§ TASK DIRECTIONS
Examine the material below. Gather every line in which the string "trough" appears.

§ Data items
┌──

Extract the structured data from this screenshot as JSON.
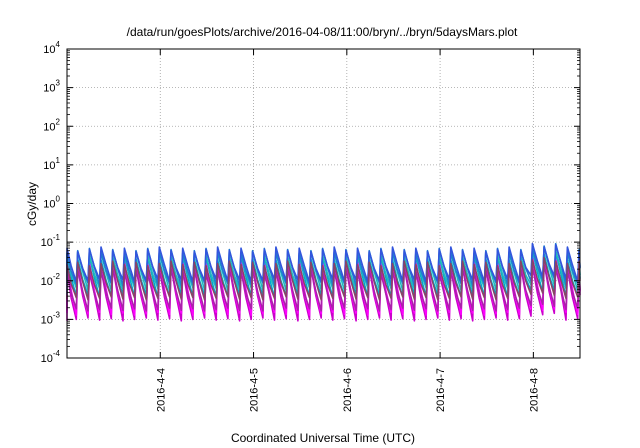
{
  "chart_data": {
    "type": "line",
    "title": "/data/run/goesPlots/archive/2016-04-08/11:00/bryn/../bryn/5daysMars.plot",
    "xlabel": "Coordinated Universal Time (UTC)",
    "ylabel": "cGy/day",
    "yscale": "log",
    "ylim": [
      0.0001,
      10000
    ],
    "xlim": [
      "2016-04-03T00:00",
      "2016-04-08T12:00"
    ],
    "y_ticks": [
      {
        "base": "10",
        "exp": "-4",
        "value": 0.0001
      },
      {
        "base": "10",
        "exp": "-3",
        "value": 0.001
      },
      {
        "base": "10",
        "exp": "-2",
        "value": 0.01
      },
      {
        "base": "10",
        "exp": "-1",
        "value": 0.1
      },
      {
        "base": "10",
        "exp": "0",
        "value": 1
      },
      {
        "base": "10",
        "exp": "1",
        "value": 10
      },
      {
        "base": "10",
        "exp": "2",
        "value": 100
      },
      {
        "base": "10",
        "exp": "3",
        "value": 1000
      },
      {
        "base": "10",
        "exp": "4",
        "value": 10000
      }
    ],
    "x_ticks": [
      {
        "label": "2016-4-4",
        "date": "2016-04-04T00:00"
      },
      {
        "label": "2016-4-5",
        "date": "2016-04-05T00:00"
      },
      {
        "label": "2016-4-6",
        "date": "2016-04-06T00:00"
      },
      {
        "label": "2016-4-7",
        "date": "2016-04-07T00:00"
      },
      {
        "label": "2016-4-8",
        "date": "2016-04-08T00:00"
      }
    ],
    "grid": true,
    "pattern": {
      "shape": "sawtooth",
      "peaks_per_day": 8
    },
    "series": [
      {
        "color": "#cc00cc",
        "peak": 0.022,
        "trough": 0.001
      },
      {
        "color": "#ff00ff",
        "peak": 0.03,
        "trough": 0.0014
      },
      {
        "color": "#aa22aa",
        "peak": 0.018,
        "trough": 0.0018
      },
      {
        "color": "#00aacc",
        "peak": 0.04,
        "trough": 0.004
      },
      {
        "color": "#22bbbb",
        "peak": 0.05,
        "trough": 0.006
      },
      {
        "color": "#1e7fd0",
        "peak": 0.06,
        "trough": 0.008
      },
      {
        "color": "#3355dd",
        "peak": 0.065,
        "trough": 0.01
      },
      {
        "color": "#884466",
        "peak": 0.028,
        "trough": 0.0035
      }
    ]
  }
}
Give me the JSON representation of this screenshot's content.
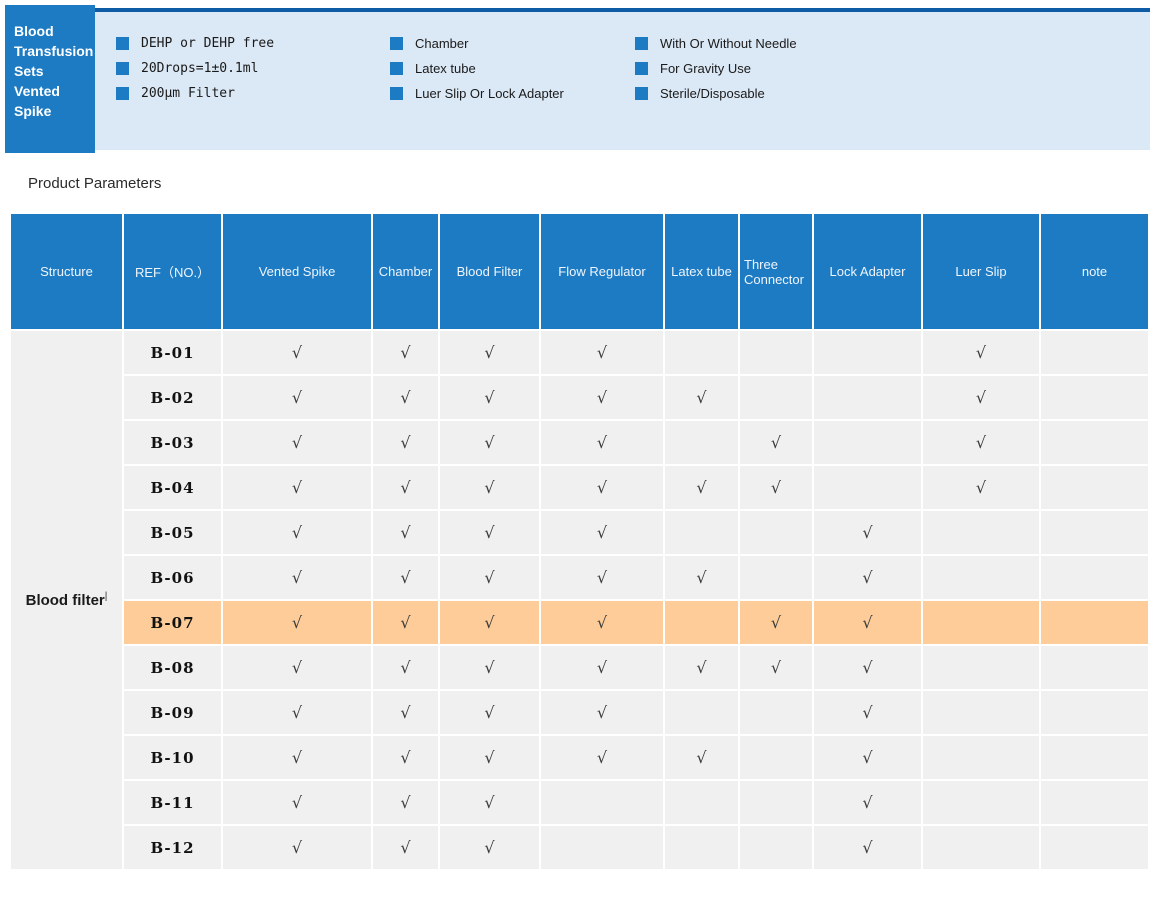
{
  "banner": {
    "title_lines": [
      "Blood",
      "Transfusion",
      "Sets",
      "Vented",
      "Spike"
    ],
    "features_col1": [
      "DEHP or DEHP free",
      "20Drops=1±0.1ml",
      "200μm Filter"
    ],
    "features_col2": [
      "Chamber",
      "Latex tube",
      "Luer Slip Or Lock Adapter"
    ],
    "features_col3": [
      "With Or Without Needle",
      "For Gravity Use",
      "Sterile/Disposable"
    ]
  },
  "section_title": "Product Parameters",
  "table": {
    "columns": [
      "Structure",
      "REF（NO.）",
      "Vented Spike",
      "Chamber",
      "Blood Filter",
      "Flow Regulator",
      "Latex tube",
      "Three Connector",
      "Lock Adapter",
      "Luer Slip",
      "note"
    ],
    "structure_label": "Blood filter",
    "structure_mark": "|",
    "check_glyph": "√",
    "rows": [
      {
        "ref": "B-01",
        "checks": [
          1,
          1,
          1,
          1,
          0,
          0,
          0,
          1,
          0
        ],
        "highlight": false
      },
      {
        "ref": "B-02",
        "checks": [
          1,
          1,
          1,
          1,
          1,
          0,
          0,
          1,
          0
        ],
        "highlight": false
      },
      {
        "ref": "B-03",
        "checks": [
          1,
          1,
          1,
          1,
          0,
          1,
          0,
          1,
          0
        ],
        "highlight": false
      },
      {
        "ref": "B-04",
        "checks": [
          1,
          1,
          1,
          1,
          1,
          1,
          0,
          1,
          0
        ],
        "highlight": false
      },
      {
        "ref": "B-05",
        "checks": [
          1,
          1,
          1,
          1,
          0,
          0,
          1,
          0,
          0
        ],
        "highlight": false
      },
      {
        "ref": "B-06",
        "checks": [
          1,
          1,
          1,
          1,
          1,
          0,
          1,
          0,
          0
        ],
        "highlight": false
      },
      {
        "ref": "B-07",
        "checks": [
          1,
          1,
          1,
          1,
          0,
          1,
          1,
          0,
          0
        ],
        "highlight": true
      },
      {
        "ref": "B-08",
        "checks": [
          1,
          1,
          1,
          1,
          1,
          1,
          1,
          0,
          0
        ],
        "highlight": false
      },
      {
        "ref": "B-09",
        "checks": [
          1,
          1,
          1,
          1,
          0,
          0,
          1,
          0,
          0
        ],
        "highlight": false
      },
      {
        "ref": "B-10",
        "checks": [
          1,
          1,
          1,
          1,
          1,
          0,
          1,
          0,
          0
        ],
        "highlight": false
      },
      {
        "ref": "B-11",
        "checks": [
          1,
          1,
          1,
          0,
          0,
          0,
          1,
          0,
          0
        ],
        "highlight": false
      },
      {
        "ref": "B-12",
        "checks": [
          1,
          1,
          1,
          0,
          0,
          0,
          1,
          0,
          0
        ],
        "highlight": false
      }
    ]
  },
  "colors": {
    "brand_blue": "#1d7bc4",
    "dark_blue_line": "#0e5ba6",
    "light_blue_strip": "#dbe8f5",
    "cell_gray": "#f0f0f0",
    "highlight_orange": "#fdcc98"
  }
}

└──

§ REPLY TO THE TASK
        "trough": 0.001
        "trough": 0.0014
        "trough": 0.0018
        "trough": 0.004
        "trough": 0.006
        "trough": 0.008
        "trough": 0.01
        "trough": 0.0035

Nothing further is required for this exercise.